## GOAL OF THE EXERCISE:
Give only the number of lines that contain the word "Zakładu".

## ENTRIES SUPPLIED:

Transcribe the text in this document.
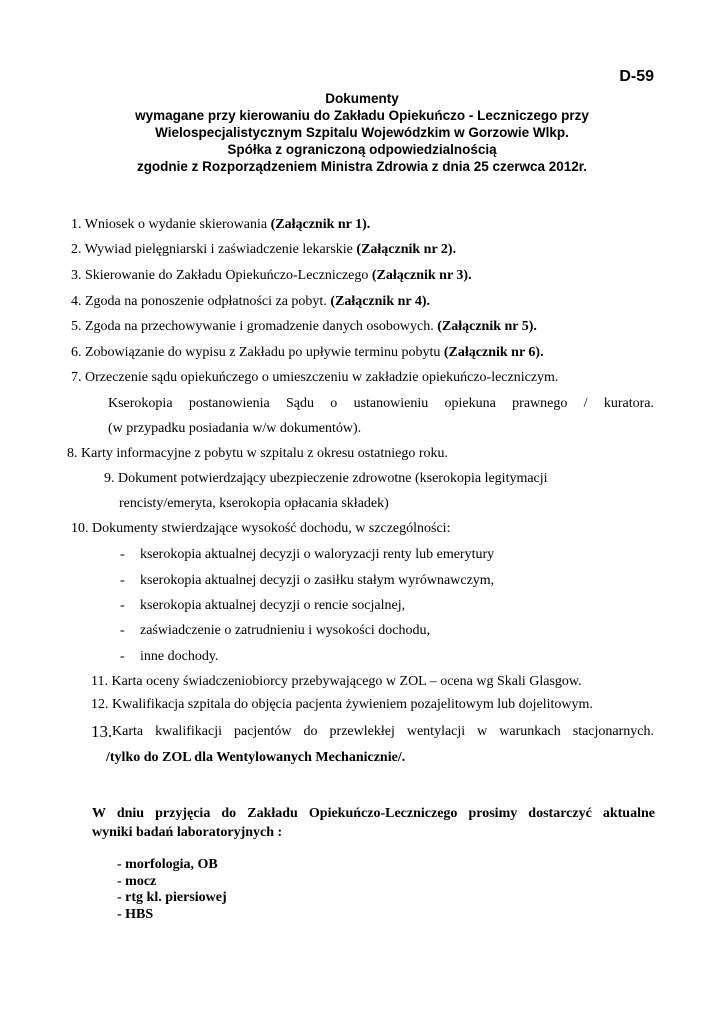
D-59
Dokumenty
wymagane przy kierowaniu do Zakładu Opiekuńczo - Leczniczego przy
Wielospecjalistycznym Szpitalu Wojewódzkim w Gorzowie Wlkp.
Spółka z ograniczoną odpowiedzialnością
zgodnie z Rozporządzeniem Ministra Zdrowia z dnia 25 czerwca 2012r.
1. Wniosek o wydanie skierowania (Załącznik nr 1).
2. Wywiad pielęgniarski i zaświadczenie lekarskie (Załącznik nr 2).
3. Skierowanie do Zakładu Opiekuńczo-Leczniczego (Załącznik nr 3).
4. Zgoda na ponoszenie odpłatności za pobyt. (Załącznik nr 4).
5. Zgoda na przechowywanie i gromadzenie danych osobowych. (Załącznik nr 5).
6. Zobowiązanie do wypisu z Zakładu po upływie terminu pobytu (Załącznik nr 6).
7. Orzeczenie sądu opiekuńczego o umieszczeniu w zakładzie opiekuńczo-leczniczym.
Kserokopia postanowienia Sądu o ustanowieniu opiekuna prawnego / kuratora.
(w przypadku posiadania w/w dokumentów).
8. Karty informacyjne z pobytu w szpitalu z okresu ostatniego roku.
9. Dokument potwierdzający ubezpieczenie zdrowotne (kserokopia legitymacji
rencisty/emeryta, kserokopia opłacania składek)
10. Dokumenty stwierdzające wysokość dochodu, w szczególności:
- kserokopia aktualnej decyzji o waloryzacji renty lub emerytury
- kserokopia aktualnej decyzji o zasiłku stałym wyrównawczym,
- kserokopia aktualnej decyzji o rencie socjalnej,
- zaświadczenie o zatrudnieniu i wysokości dochodu,
- inne dochody.
11. Karta oceny świadczeniobiorcy przebywającego w ZOL – ocena wg Skali Glasgow.
12. Kwalifikacja szpitala do objęcia pacjenta żywieniem pozajelitowym lub dojelitowym.
13. Karta kwalifikacji pacjentów do przewlekłej wentylacji w warunkach stacjonarnych.
/tylko do ZOL dla Wentylowanych Mechanicznie/.
W dniu przyjęcia do Zakładu Opiekuńczo-Leczniczego prosimy dostarczyć aktualne
wyniki badań laboratoryjnych :
- morfologia, OB
- mocz
- rtg kl. piersiowej
- HBS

## SOLVED PROBLEM:
4